Reproduce the entries below word for word, leaving out the pictures.

** start DATA EXCERPTS **

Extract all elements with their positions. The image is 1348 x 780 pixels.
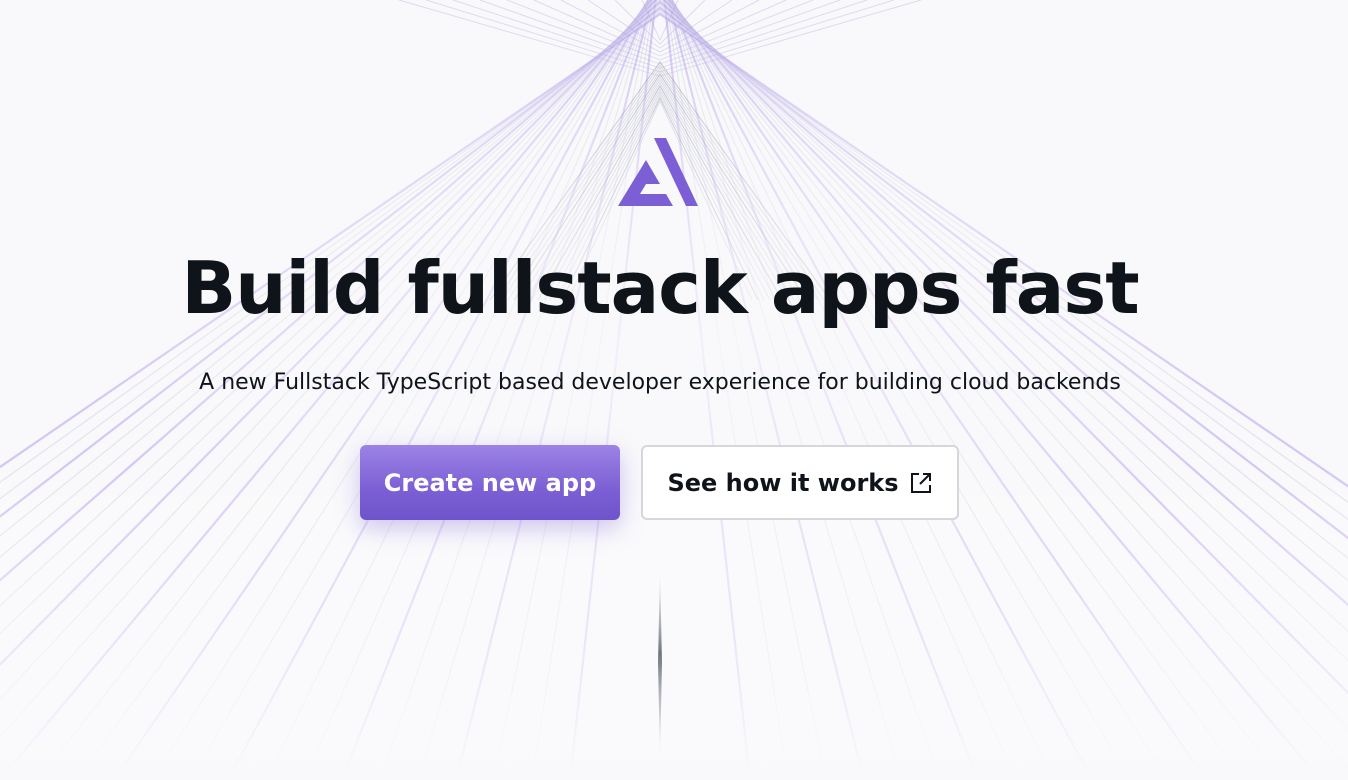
hero-section: Build fullstack apps fast A new Fullstac…: [0, 0, 1348, 780]
page-subtitle: A new Fullstack TypeScript based develop…: [199, 370, 1121, 395]
page-title: Build fullstack apps fast: [181, 246, 1139, 330]
decorative-spike: [658, 568, 662, 758]
create-new-app-button[interactable]: Create new app: [360, 445, 620, 520]
see-how-it-works-button[interactable]: See how it works: [641, 445, 959, 520]
create-new-app-label: Create new app: [383, 468, 597, 497]
external-link-icon: [910, 472, 931, 493]
see-how-it-works-label: See how it works: [667, 468, 899, 497]
amplify-logo-icon: [618, 138, 698, 206]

** end DATA EXCERPTS **

THE OUTPUT =>
Extract all elements with their positions. The image is 1348 x 780 pixels.
hero-section: Build fullstack apps fast A new Fullstac…: [0, 0, 1348, 780]
page-subtitle: A new Fullstack TypeScript based develop…: [199, 370, 1121, 395]
page-title: Build fullstack apps fast: [181, 246, 1139, 330]
decorative-spike: [658, 568, 662, 758]
create-new-app-button[interactable]: Create new app: [360, 445, 620, 520]
see-how-it-works-button[interactable]: See how it works: [641, 445, 959, 520]
create-new-app-label: Create new app: [383, 468, 597, 497]
external-link-icon: [910, 472, 931, 493]
see-how-it-works-label: See how it works: [667, 468, 899, 497]
amplify-logo-icon: [618, 138, 698, 206]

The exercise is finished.